---------- Provided information ----------

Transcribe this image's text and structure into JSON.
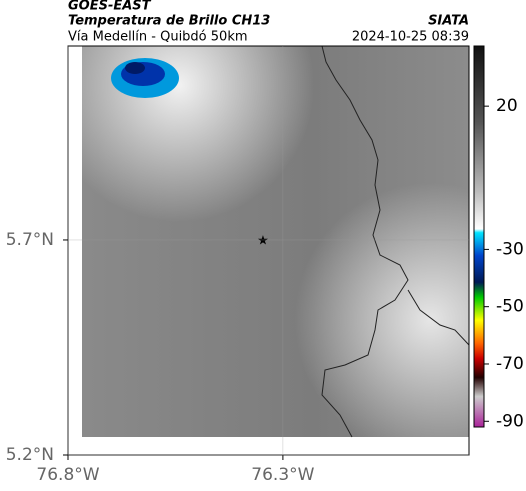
{
  "header": {
    "title": "GOES-EAST",
    "subtitle": "Temperatura de Brillo CH13",
    "source": "SIATA",
    "route": "Vía Medellín - Quibdó 50km",
    "timestamp": "2024-10-25 08:39"
  },
  "map": {
    "xlim": [
      -76.8,
      -75.867
    ],
    "ylim": [
      5.2,
      6.151
    ],
    "xticks": [
      {
        "value": -76.8,
        "label": "76.8°W"
      },
      {
        "value": -76.3,
        "label": "76.3°W"
      }
    ],
    "yticks": [
      {
        "value": 5.7,
        "label": "5.7°N"
      },
      {
        "value": 5.2,
        "label": "5.2°N"
      }
    ],
    "grid": true
  },
  "colorbar": {
    "lim": [
      -92,
      41
    ],
    "ticks": [
      20,
      -30,
      -50,
      -70,
      -90
    ]
  }
}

----------

Look through the entries above; copy every line holding the string "value".

Solved exercise:
        "value": -76.8,
        "value": -76.3,
        "value": 5.7,
        "value": 5.2,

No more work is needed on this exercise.